Gather the lines from the material that contain "structures".

--

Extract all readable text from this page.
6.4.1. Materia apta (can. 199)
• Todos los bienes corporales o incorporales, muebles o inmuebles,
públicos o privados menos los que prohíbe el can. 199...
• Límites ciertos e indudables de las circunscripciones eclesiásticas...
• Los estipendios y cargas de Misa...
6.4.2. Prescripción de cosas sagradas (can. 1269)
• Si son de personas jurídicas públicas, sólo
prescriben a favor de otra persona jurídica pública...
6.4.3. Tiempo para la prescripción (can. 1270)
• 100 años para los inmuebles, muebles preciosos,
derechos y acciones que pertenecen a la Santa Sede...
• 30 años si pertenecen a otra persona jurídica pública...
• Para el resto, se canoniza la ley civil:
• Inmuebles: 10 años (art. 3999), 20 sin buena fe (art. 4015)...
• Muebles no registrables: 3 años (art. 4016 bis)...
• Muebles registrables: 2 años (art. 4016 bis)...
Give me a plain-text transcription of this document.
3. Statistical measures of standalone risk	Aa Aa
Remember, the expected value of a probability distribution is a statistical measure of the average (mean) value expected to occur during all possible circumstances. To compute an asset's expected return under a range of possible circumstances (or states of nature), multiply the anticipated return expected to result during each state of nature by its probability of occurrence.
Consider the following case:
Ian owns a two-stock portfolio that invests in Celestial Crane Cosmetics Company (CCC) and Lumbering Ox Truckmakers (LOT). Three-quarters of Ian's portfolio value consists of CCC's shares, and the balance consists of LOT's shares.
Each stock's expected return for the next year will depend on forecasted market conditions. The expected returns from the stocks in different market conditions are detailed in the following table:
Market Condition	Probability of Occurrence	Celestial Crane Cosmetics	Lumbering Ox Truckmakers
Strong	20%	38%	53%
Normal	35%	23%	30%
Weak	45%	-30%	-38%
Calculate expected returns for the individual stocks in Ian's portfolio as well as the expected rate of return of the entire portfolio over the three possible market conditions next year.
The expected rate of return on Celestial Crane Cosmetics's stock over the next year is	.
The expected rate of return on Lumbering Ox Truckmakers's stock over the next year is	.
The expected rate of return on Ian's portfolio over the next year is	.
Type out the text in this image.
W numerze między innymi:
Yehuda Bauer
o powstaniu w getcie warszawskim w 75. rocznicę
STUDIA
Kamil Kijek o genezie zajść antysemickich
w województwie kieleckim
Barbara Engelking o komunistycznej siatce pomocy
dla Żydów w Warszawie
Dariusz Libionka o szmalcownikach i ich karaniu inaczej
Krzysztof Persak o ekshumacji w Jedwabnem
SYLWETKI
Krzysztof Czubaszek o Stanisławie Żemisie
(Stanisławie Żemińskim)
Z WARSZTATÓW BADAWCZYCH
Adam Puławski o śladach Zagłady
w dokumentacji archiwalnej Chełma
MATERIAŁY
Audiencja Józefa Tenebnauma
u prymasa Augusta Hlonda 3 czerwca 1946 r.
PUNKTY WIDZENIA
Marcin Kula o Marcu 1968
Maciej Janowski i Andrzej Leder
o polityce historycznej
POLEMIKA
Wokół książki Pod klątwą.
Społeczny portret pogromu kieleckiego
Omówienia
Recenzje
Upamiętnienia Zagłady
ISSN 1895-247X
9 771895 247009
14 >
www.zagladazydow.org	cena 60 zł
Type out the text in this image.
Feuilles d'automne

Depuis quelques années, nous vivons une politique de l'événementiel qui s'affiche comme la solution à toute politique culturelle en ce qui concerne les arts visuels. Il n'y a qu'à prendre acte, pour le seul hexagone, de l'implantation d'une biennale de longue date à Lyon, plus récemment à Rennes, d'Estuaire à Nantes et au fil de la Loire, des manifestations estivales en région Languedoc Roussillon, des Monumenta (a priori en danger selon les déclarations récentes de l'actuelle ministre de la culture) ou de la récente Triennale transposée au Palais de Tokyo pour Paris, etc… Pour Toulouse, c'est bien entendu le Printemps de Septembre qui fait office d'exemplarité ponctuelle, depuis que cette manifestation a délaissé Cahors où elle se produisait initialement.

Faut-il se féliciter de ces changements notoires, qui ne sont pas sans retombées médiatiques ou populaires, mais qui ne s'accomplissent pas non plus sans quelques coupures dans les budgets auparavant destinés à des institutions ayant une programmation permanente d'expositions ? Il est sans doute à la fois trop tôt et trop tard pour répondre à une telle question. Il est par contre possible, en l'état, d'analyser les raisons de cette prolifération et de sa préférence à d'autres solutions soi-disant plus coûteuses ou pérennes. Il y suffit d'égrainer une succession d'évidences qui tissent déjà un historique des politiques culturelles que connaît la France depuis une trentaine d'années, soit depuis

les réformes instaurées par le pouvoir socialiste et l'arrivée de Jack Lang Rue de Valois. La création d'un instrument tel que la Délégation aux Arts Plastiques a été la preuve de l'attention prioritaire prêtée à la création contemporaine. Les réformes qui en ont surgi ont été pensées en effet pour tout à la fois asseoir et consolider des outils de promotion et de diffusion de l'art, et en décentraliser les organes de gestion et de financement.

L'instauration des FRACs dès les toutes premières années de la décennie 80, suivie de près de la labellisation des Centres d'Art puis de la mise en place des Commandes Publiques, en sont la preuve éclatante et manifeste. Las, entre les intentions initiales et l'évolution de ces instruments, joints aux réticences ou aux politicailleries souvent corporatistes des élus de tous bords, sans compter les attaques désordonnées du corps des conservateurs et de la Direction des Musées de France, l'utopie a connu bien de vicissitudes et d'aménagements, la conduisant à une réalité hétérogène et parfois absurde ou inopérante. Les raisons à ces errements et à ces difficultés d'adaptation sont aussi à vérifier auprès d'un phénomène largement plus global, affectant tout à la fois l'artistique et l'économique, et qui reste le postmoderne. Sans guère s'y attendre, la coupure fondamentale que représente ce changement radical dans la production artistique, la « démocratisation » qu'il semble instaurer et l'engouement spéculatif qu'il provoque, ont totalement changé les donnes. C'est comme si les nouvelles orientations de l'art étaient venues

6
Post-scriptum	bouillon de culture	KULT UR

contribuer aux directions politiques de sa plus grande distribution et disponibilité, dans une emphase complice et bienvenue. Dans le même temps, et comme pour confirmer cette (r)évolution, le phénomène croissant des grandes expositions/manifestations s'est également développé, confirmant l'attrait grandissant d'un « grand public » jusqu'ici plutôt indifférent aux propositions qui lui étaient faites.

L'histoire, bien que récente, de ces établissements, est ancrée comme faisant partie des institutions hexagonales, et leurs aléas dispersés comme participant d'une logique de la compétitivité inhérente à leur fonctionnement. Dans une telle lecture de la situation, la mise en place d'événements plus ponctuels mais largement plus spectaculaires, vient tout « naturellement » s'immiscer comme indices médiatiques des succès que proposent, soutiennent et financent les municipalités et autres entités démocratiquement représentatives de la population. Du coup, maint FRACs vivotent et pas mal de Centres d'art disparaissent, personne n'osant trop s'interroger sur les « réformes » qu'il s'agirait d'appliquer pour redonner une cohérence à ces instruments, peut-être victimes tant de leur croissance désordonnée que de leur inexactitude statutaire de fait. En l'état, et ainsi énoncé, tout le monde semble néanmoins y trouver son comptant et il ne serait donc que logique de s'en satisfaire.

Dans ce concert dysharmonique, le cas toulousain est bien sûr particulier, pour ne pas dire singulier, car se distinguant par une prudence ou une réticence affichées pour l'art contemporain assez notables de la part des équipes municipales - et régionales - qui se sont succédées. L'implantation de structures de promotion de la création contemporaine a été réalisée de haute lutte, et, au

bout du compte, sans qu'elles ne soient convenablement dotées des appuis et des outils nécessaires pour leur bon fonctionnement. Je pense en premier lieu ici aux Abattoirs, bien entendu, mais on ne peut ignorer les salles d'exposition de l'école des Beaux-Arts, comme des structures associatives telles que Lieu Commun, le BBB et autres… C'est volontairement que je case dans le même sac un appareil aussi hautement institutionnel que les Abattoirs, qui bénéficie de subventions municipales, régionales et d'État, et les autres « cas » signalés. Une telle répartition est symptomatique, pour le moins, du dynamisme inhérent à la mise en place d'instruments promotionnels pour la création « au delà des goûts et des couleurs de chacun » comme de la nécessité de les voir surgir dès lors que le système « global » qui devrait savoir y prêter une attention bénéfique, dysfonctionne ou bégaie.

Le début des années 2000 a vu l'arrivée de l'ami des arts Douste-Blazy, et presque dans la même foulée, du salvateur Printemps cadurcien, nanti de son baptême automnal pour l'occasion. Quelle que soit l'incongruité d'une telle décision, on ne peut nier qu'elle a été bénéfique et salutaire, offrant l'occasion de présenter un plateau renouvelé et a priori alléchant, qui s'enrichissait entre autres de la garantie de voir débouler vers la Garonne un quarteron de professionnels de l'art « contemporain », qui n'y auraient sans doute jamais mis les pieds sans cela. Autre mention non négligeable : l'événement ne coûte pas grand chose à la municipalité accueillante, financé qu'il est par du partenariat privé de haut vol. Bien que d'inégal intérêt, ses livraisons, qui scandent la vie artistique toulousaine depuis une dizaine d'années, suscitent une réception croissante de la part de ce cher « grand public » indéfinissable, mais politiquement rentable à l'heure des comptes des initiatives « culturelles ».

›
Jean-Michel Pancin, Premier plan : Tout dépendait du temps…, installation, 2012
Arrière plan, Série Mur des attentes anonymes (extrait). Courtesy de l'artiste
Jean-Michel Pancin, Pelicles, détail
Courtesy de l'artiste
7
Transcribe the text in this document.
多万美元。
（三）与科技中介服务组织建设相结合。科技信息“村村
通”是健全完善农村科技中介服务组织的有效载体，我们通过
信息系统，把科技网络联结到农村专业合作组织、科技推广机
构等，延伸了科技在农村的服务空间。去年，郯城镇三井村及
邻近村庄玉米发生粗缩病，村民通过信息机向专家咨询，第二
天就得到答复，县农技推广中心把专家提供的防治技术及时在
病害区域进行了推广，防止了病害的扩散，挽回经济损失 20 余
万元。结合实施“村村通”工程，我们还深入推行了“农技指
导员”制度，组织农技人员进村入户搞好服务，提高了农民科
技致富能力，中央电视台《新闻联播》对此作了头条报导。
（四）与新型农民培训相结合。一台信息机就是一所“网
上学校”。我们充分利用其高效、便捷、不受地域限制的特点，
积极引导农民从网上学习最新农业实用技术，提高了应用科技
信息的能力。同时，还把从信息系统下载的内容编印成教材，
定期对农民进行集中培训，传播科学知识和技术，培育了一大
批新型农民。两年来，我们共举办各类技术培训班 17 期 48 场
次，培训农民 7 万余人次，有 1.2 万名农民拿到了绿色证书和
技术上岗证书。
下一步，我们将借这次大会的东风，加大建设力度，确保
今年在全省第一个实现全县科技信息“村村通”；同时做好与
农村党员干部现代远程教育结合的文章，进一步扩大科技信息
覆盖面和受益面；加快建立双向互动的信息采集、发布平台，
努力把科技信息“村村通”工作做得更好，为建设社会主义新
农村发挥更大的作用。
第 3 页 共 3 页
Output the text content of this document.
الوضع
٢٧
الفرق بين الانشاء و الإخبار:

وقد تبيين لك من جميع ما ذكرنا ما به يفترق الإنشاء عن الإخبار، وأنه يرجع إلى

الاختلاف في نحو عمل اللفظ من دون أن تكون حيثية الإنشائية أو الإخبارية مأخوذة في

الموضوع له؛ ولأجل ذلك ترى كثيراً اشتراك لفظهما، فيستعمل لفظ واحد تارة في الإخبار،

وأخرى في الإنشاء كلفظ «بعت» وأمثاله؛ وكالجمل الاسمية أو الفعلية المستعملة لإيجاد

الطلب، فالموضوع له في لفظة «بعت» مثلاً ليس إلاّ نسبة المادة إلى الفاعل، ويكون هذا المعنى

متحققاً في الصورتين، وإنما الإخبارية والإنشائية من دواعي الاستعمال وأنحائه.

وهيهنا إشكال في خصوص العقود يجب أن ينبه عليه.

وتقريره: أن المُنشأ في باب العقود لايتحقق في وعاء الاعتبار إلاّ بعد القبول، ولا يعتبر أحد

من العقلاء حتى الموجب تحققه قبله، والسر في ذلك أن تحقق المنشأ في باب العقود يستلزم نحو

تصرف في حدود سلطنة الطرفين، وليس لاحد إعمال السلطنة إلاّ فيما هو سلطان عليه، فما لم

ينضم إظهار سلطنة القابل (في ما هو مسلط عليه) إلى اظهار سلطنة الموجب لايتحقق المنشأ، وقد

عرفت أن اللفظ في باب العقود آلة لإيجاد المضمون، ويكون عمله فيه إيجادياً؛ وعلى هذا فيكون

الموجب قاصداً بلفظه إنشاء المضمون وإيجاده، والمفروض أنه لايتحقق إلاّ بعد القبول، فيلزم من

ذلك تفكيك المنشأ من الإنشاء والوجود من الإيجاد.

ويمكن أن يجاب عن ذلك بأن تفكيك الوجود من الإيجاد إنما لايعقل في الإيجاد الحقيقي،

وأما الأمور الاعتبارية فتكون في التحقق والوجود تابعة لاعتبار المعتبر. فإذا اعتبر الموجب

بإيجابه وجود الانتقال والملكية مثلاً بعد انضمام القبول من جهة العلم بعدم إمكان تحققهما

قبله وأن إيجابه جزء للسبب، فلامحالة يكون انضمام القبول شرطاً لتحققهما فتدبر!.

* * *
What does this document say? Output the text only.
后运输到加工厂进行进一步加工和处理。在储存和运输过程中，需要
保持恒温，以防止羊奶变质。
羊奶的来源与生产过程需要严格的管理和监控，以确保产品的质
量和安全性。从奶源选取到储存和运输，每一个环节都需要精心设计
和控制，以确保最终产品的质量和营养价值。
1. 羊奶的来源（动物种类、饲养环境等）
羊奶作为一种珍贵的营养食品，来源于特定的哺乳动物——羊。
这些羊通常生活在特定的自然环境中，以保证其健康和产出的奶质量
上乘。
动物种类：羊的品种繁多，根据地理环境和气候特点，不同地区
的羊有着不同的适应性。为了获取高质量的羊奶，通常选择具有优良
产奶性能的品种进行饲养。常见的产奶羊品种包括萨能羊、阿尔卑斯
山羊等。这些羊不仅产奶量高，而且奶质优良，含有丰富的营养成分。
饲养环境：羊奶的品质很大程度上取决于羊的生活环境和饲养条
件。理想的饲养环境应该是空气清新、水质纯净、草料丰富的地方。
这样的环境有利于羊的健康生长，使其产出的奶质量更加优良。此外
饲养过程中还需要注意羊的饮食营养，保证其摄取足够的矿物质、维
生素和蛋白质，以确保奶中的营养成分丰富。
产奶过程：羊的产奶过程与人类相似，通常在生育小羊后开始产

--

■ WRITTEN REPLY
Dans ce concert dysharmonique, le cas toulousain est bien sûr particulier, pour ne pas dire singulier, car se distinguant par une prudence ou une réticence affichées pour l'art contemporain assez notables de la part des équipes municipales - et régionales - qui se sont succédées. L'implantation de structures de promotion de la création contemporaine a été réalisée de haute lutte, et, au
bout du compte, sans qu'elles ne soient convenablement dotées des appuis et des outils nécessaires pour leur bon fonctionnement. Je pense en premier lieu ici aux Abattoirs, bien entendu, mais on ne peut ignorer les salles d'exposition de l'école des Beaux-Arts, comme des structures associatives telles que Lieu Commun, le BBB et autres… C'est volontairement que je case dans le même sac un appareil aussi hautement institutionnel que les Abattoirs, qui bénéficie de subventions municipales, régionales et d'État, et les autres « cas » signalés. Une telle répartition est symptomatique, pour le moins, du dynamisme inhérent à la mise en place d'instruments promotionnels pour la création « au delà des goûts et des couleurs de chacun » comme de la nécessité de les voir surgir dès lors que le système « global » qui devrait savoir y prêter une attention bénéfique, dysfonctionne ou bégaie.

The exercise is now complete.